**JOB:** Output every line of the material exactly, omitting images.

※

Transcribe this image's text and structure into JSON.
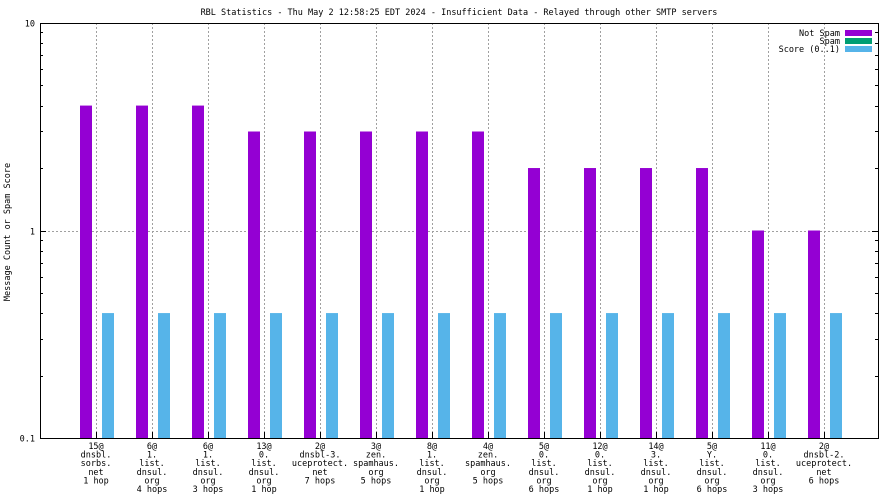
{
  "chart_data": {
    "type": "bar",
    "title": "RBL Statistics - Thu May  2 12:58:25 EDT 2024 - Insufficient Data - Relayed through other SMTP servers",
    "ylabel": "Message Count or Spam Score",
    "xlabel": "",
    "yscale": "log",
    "ylim": [
      0.1,
      10
    ],
    "yticks": [
      "0.1",
      "1",
      "10"
    ],
    "ytick_values": [
      0.1,
      1,
      10
    ],
    "grid": true,
    "legend_position": "top-right",
    "categories": [
      [
        "15@",
        "dnsbl.",
        "sorbs.",
        "net",
        "1 hop"
      ],
      [
        "6@",
        "1.",
        "list.",
        "dnsul.",
        "org",
        "4 hops"
      ],
      [
        "6@",
        "1.",
        "list.",
        "dnsul.",
        "org",
        "3 hops"
      ],
      [
        "13@",
        "0.",
        "list.",
        "dnsul.",
        "org",
        "1 hop"
      ],
      [
        "2@",
        "dnsbl-3.",
        "uceprotect.",
        "net",
        "7 hops"
      ],
      [
        "3@",
        "zen.",
        "spamhaus.",
        "org",
        "5 hops"
      ],
      [
        "8@",
        "1.",
        "list.",
        "dnsul.",
        "org",
        "1 hop"
      ],
      [
        "4@",
        "zen.",
        "spamhaus.",
        "org",
        "5 hops"
      ],
      [
        "5@",
        "0.",
        "list.",
        "dnsul.",
        "org",
        "6 hops"
      ],
      [
        "12@",
        "0.",
        "list.",
        "dnsul.",
        "org",
        "1 hop"
      ],
      [
        "14@",
        "3.",
        "list.",
        "dnsul.",
        "org",
        "1 hop"
      ],
      [
        "5@",
        "Y.",
        "list.",
        "dnsul.",
        "org",
        "6 hops"
      ],
      [
        "11@",
        "0.",
        "list.",
        "dnsul.",
        "org",
        "3 hops"
      ],
      [
        "2@",
        "dnsbl-2.",
        "uceprotect.",
        "net",
        "6 hops"
      ]
    ],
    "series": [
      {
        "name": "Not Spam",
        "color": "#9400d3",
        "values": [
          4,
          4,
          4,
          3,
          3,
          3,
          3,
          3,
          2,
          2,
          2,
          2,
          1,
          1
        ]
      },
      {
        "name": "Spam",
        "color": "#009e73",
        "values": [
          0,
          0,
          0,
          0,
          0,
          0,
          0,
          0,
          0,
          0,
          0,
          0,
          0,
          0
        ]
      },
      {
        "name": "Score (0..1)",
        "color": "#56b4e9",
        "values": [
          0.4,
          0.4,
          0.4,
          0.4,
          0.4,
          0.4,
          0.4,
          0.4,
          0.4,
          0.4,
          0.4,
          0.4,
          0.4,
          0.4
        ]
      }
    ]
  }
}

※

**SOLUTION FOR THIS TASK:**
Transcribe this image's text and structure into JSON.
{
  "chart_data": {
    "type": "bar",
    "title": "RBL Statistics - Thu May  2 12:58:25 EDT 2024 - Insufficient Data - Relayed through other SMTP servers",
    "ylabel": "Message Count or Spam Score",
    "xlabel": "",
    "yscale": "log",
    "ylim": [
      0.1,
      10
    ],
    "yticks": [
      "0.1",
      "1",
      "10"
    ],
    "ytick_values": [
      0.1,
      1,
      10
    ],
    "grid": true,
    "legend_position": "top-right",
    "categories": [
      [
        "15@",
        "dnsbl.",
        "sorbs.",
        "net",
        "1 hop"
      ],
      [
        "6@",
        "1.",
        "list.",
        "dnsul.",
        "org",
        "4 hops"
      ],
      [
        "6@",
        "1.",
        "list.",
        "dnsul.",
        "org",
        "3 hops"
      ],
      [
        "13@",
        "0.",
        "list.",
        "dnsul.",
        "org",
        "1 hop"
      ],
      [
        "2@",
        "dnsbl-3.",
        "uceprotect.",
        "net",
        "7 hops"
      ],
      [
        "3@",
        "zen.",
        "spamhaus.",
        "org",
        "5 hops"
      ],
      [
        "8@",
        "1.",
        "list.",
        "dnsul.",
        "org",
        "1 hop"
      ],
      [
        "4@",
        "zen.",
        "spamhaus.",
        "org",
        "5 hops"
      ],
      [
        "5@",
        "0.",
        "list.",
        "dnsul.",
        "org",
        "6 hops"
      ],
      [
        "12@",
        "0.",
        "list.",
        "dnsul.",
        "org",
        "1 hop"
      ],
      [
        "14@",
        "3.",
        "list.",
        "dnsul.",
        "org",
        "1 hop"
      ],
      [
        "5@",
        "Y.",
        "list.",
        "dnsul.",
        "org",
        "6 hops"
      ],
      [
        "11@",
        "0.",
        "list.",
        "dnsul.",
        "org",
        "3 hops"
      ],
      [
        "2@",
        "dnsbl-2.",
        "uceprotect.",
        "net",
        "6 hops"
      ]
    ],
    "series": [
      {
        "name": "Not Spam",
        "color": "#9400d3",
        "values": [
          4,
          4,
          4,
          3,
          3,
          3,
          3,
          3,
          2,
          2,
          2,
          2,
          1,
          1
        ]
      },
      {
        "name": "Spam",
        "color": "#009e73",
        "values": [
          0,
          0,
          0,
          0,
          0,
          0,
          0,
          0,
          0,
          0,
          0,
          0,
          0,
          0
        ]
      },
      {
        "name": "Score (0..1)",
        "color": "#56b4e9",
        "values": [
          0.4,
          0.4,
          0.4,
          0.4,
          0.4,
          0.4,
          0.4,
          0.4,
          0.4,
          0.4,
          0.4,
          0.4,
          0.4,
          0.4
        ]
      }
    ]
  }
}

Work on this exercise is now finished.